A*Star researchers develop technique for cheaper solar cell production

Silicon solar cells have enjoyed incremental efficiency increases over the past few years, with many now able to convert up to 25% of sunlight into electricity. However, manufacturing silicon wafers, which need to be around 300 microns thick to absorb all the sunlight that reaches them, requires temperatures of around 1,200 degrees Celsius, a procedure that brings significant costs. Telluride, a cheaper alternative to silicon, is however highly toxic and known to cause cancer.

Such conditions prompted Goutam Dalapati and other colleagues from Singapore’s A*STAR institute of Materials Research & Engineering to investigate a copper-zinc-tin-sulfide (CZTS) compound, which offers the optical and electrical properties required in solar cells, and is made from non-toxic, widely available materials that are cheaper than silicon to process.

“CZTS is a semiconducting compound with a higher absorption coefficient than silicon,” says Dalapati, “so it’s able to absorb more visible light and produce more electricity than silicon, and can be used for very large-scale applications, like roofs and solar farms.”

Data records:

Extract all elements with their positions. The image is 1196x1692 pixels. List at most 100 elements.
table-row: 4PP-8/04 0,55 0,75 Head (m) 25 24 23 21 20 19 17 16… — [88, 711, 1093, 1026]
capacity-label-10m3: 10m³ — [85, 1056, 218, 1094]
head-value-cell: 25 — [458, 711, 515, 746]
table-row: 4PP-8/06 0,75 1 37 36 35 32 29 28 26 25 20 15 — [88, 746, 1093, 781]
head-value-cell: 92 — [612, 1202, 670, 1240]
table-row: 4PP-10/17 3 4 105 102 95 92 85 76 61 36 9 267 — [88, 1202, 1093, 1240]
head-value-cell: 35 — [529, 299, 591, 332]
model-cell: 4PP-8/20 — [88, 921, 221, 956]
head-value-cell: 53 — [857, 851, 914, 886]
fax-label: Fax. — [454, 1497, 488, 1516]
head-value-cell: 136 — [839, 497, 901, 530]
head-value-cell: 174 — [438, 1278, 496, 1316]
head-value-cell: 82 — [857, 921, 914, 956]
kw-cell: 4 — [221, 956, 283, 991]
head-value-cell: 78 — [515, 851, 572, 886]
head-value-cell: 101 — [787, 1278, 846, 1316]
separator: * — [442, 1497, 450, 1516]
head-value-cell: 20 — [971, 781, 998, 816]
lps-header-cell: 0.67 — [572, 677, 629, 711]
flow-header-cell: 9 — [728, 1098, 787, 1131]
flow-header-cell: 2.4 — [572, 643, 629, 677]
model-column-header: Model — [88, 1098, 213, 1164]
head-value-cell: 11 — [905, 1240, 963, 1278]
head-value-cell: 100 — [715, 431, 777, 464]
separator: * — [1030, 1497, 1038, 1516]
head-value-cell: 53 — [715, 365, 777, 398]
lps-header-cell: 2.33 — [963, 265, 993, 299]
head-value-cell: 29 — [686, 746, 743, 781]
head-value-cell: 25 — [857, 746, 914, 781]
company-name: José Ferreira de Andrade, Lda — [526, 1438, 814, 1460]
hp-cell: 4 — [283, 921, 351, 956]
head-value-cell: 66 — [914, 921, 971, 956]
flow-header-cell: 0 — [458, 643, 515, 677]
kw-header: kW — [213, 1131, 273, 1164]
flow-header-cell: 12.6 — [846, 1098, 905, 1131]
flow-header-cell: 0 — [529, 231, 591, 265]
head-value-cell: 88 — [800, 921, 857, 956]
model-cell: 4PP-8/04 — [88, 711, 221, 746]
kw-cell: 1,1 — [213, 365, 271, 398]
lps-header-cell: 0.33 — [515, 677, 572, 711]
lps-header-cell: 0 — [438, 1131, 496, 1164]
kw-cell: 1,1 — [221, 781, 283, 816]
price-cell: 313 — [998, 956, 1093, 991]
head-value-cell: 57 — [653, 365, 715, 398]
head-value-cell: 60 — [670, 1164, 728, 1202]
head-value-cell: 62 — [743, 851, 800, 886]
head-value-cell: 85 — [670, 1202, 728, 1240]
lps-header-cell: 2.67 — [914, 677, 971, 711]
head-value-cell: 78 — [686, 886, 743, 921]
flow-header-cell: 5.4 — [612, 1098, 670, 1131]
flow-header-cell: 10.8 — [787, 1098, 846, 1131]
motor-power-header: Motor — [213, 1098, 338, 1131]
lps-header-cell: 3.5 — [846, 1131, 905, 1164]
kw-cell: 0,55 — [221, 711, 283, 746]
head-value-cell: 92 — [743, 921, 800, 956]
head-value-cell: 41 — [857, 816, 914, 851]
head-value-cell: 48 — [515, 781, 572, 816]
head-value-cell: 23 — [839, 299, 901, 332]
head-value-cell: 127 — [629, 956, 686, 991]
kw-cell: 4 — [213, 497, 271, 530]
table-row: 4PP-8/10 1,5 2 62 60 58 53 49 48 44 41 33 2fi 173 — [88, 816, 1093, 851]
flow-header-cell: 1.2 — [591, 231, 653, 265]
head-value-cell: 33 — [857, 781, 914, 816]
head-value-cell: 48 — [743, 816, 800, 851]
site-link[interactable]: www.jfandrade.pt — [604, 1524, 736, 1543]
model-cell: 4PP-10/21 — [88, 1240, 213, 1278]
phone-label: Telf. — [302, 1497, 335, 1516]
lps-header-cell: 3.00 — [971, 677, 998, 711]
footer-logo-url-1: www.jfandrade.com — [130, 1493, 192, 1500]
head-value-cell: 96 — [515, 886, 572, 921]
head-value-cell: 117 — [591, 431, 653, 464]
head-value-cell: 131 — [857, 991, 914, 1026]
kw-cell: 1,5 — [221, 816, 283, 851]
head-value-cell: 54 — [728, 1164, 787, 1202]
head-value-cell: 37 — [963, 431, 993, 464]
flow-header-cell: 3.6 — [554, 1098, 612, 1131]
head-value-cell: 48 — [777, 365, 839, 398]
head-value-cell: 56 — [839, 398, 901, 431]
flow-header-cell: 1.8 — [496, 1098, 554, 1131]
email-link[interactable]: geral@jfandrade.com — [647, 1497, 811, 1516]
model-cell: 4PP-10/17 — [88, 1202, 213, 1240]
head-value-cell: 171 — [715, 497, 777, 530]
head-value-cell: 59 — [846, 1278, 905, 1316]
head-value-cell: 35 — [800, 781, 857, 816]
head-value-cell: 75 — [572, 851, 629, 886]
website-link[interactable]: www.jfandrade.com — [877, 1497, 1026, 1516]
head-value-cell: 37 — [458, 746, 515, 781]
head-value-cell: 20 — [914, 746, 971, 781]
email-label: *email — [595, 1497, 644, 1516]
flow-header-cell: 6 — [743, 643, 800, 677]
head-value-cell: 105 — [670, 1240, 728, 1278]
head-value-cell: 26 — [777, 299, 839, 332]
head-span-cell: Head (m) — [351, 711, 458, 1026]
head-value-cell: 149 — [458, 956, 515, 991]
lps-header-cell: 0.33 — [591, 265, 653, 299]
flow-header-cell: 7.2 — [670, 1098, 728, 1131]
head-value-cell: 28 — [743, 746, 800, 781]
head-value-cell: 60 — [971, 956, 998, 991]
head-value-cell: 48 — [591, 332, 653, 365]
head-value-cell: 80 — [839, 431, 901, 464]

Task list -
1. According to the solar cell article, what temperature does manufacturing silicon wafers require?
2. Continue the article on cheaper solar cell production after its final paragraph.
The listing above was drawn from a separate source.

Answer section -
1. Around 1,200 degrees Celsius.

2.
Solar cells made from CZTS have the potential for up to 30% efficiency, he claims. However, they require high-quality, thin film of CZTS with no impurities, and a suitable material for the interface layer that sits underneath the CZTS, helping to collect electrical charge.

The thin films of CZTS were grown using a technique called quaternary sputtering, where a single target made from CZTS was used as a source for depositing the film.

There are several advantages offered by this method over deposition methods. These include excellent uniformity over large areas and reduced reliance on toxic precursors.

“The composition and structural properties of the CZTS layer depend on the deposition process and the sulfurization,” explains Dalapati. “By using a single-step sputtering target we were able to produce a thin film with a uniform composition and smooth surface, which limits the formation of defects, and is a highly reproducible process.”